* Aim of the task:
Search the data for the word "atherosclerotic" and copy every line where it occurs.

* Records supplied:
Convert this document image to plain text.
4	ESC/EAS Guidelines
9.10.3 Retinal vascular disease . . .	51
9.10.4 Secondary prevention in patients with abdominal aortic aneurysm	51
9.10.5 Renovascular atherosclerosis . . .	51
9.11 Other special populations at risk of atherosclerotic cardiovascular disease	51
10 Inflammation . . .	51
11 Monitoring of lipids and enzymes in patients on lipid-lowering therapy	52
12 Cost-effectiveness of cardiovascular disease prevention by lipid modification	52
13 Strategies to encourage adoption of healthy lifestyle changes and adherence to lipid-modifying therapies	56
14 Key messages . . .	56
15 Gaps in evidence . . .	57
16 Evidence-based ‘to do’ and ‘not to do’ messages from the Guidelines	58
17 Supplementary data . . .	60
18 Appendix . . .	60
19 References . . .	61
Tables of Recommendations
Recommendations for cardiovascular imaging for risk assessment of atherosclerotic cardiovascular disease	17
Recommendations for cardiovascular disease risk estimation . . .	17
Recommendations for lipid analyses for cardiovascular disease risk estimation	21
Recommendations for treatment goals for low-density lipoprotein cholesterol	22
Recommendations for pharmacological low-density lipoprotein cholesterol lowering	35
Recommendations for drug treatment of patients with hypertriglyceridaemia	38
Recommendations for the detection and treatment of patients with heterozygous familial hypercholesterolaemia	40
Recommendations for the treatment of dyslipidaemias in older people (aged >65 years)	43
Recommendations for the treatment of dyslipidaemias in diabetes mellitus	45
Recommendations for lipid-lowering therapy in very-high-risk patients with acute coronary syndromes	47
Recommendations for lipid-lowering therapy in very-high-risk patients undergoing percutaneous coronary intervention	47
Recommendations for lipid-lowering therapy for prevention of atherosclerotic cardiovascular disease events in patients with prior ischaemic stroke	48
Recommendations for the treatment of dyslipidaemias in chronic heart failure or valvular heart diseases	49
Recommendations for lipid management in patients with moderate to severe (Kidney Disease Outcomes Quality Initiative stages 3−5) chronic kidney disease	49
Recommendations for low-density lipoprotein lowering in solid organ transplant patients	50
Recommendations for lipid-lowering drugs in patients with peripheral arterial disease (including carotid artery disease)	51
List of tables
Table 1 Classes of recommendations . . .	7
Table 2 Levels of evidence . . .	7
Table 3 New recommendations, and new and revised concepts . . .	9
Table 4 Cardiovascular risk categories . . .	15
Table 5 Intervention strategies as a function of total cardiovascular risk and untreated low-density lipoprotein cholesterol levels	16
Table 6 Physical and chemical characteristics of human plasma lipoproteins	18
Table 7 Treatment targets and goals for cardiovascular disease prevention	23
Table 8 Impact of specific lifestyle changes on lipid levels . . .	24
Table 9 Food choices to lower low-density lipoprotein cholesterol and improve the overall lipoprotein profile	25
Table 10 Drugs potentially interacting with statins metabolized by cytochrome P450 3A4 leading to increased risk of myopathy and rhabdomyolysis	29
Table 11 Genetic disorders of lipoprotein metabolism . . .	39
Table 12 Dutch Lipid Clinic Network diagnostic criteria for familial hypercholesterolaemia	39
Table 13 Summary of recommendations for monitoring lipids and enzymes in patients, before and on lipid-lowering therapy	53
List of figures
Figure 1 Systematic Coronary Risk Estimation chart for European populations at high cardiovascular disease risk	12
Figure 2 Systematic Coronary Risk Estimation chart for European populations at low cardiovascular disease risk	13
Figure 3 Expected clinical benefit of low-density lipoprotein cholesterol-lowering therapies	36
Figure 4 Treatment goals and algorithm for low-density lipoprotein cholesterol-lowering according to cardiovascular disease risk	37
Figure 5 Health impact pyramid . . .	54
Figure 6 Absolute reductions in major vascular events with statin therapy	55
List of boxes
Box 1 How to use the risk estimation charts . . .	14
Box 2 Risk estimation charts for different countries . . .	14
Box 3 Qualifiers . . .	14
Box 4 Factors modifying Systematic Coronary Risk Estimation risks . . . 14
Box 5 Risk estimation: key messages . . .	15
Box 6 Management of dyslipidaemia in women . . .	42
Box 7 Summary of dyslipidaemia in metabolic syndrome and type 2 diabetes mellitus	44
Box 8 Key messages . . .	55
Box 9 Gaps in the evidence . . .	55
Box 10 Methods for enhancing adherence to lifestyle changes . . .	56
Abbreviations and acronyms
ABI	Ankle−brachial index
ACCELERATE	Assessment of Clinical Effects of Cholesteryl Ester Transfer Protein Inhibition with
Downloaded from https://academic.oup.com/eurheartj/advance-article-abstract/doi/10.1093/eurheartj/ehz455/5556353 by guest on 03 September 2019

* Solved exercise:
9.11 Other special populations at risk of atherosclerotic cardiovascular disease	51
Recommendations for cardiovascular imaging for risk assessment of atherosclerotic cardiovascular disease	17
Recommendations for lipid-lowering therapy for prevention of atherosclerotic cardiovascular disease events in patients with prior ischaemic stroke	48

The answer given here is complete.